(Directive) Filter the entries, keeping every line with the word "كلـية".

Data records:

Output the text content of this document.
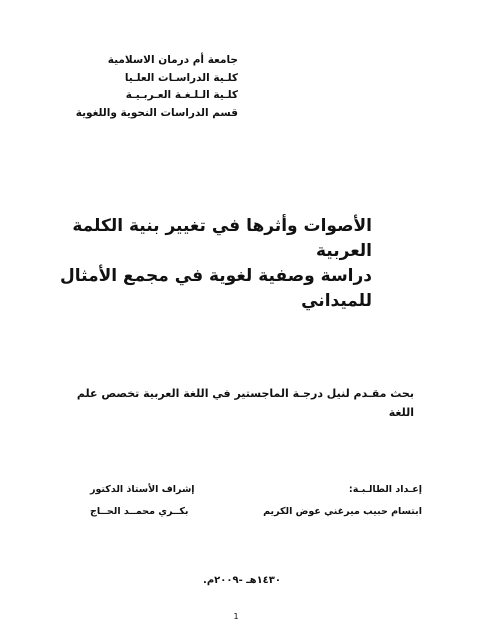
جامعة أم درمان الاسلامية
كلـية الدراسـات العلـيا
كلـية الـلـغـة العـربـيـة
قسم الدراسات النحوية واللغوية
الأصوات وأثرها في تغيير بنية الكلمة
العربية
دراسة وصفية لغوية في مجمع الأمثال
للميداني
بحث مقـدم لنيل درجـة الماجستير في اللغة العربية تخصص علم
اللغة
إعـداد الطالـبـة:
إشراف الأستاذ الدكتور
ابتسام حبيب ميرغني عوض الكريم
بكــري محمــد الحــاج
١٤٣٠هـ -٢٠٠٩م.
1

==

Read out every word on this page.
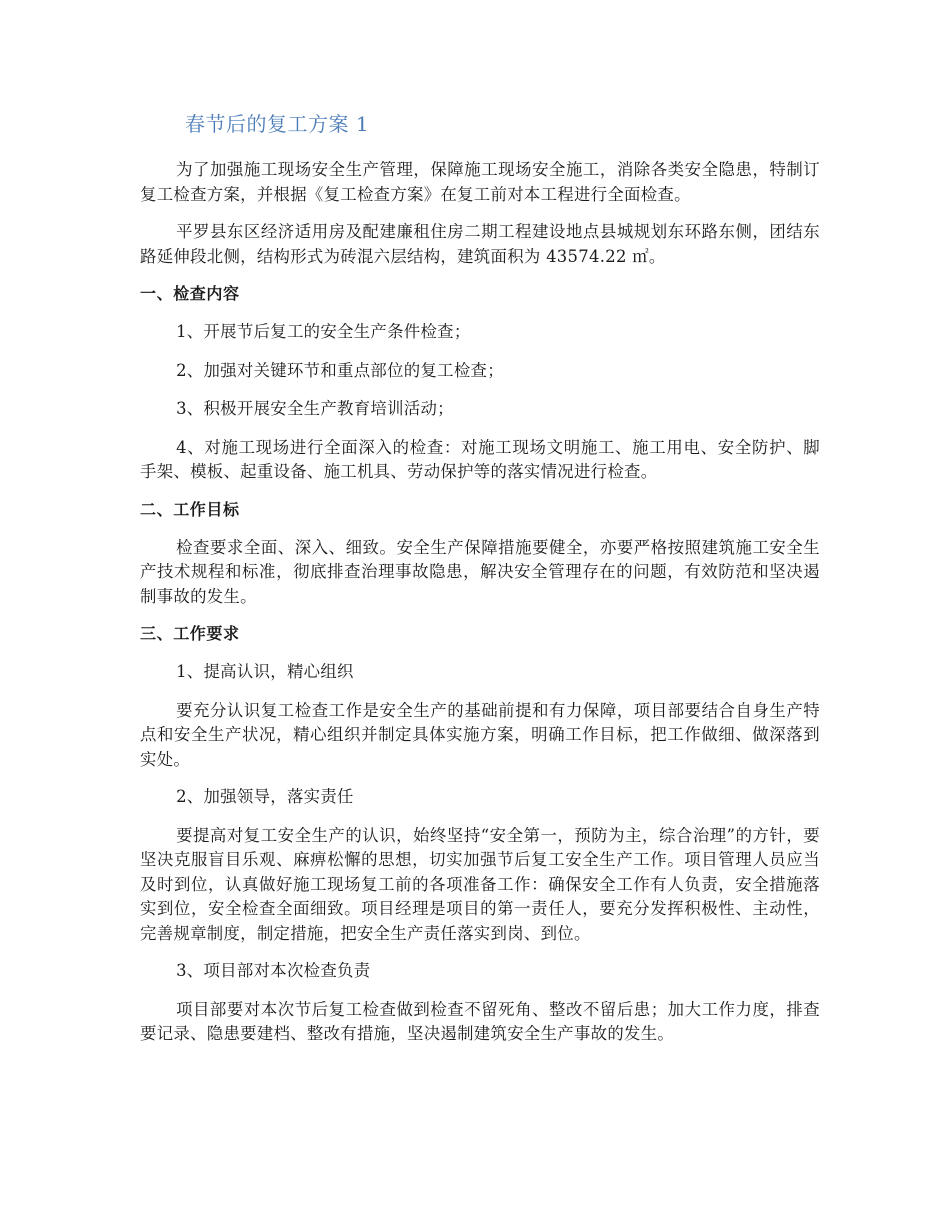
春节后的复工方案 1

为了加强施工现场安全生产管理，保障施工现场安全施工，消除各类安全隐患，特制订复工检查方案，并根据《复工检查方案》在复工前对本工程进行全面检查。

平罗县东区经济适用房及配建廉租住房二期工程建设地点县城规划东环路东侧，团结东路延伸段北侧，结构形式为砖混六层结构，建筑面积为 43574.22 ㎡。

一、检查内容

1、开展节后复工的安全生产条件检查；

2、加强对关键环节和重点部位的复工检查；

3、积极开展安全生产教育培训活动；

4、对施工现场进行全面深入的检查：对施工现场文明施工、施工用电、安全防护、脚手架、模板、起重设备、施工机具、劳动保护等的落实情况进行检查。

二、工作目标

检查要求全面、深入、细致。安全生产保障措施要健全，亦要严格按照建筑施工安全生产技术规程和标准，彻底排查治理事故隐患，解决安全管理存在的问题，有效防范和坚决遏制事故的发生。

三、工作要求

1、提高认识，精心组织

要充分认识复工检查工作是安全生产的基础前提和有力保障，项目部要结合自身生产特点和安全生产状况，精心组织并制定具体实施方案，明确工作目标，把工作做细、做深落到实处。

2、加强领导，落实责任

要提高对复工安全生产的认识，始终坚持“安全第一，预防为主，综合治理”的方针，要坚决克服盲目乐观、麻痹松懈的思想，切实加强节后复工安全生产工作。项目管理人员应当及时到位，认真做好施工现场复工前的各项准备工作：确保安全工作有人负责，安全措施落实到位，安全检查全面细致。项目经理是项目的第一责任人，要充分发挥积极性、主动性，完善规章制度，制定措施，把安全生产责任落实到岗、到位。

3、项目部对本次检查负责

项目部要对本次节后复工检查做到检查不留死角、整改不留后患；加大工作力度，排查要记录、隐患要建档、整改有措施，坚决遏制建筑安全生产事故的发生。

(Response below)
كلـية الدراسـات العلـيا
كلـية الـلـغـة العـربـيـة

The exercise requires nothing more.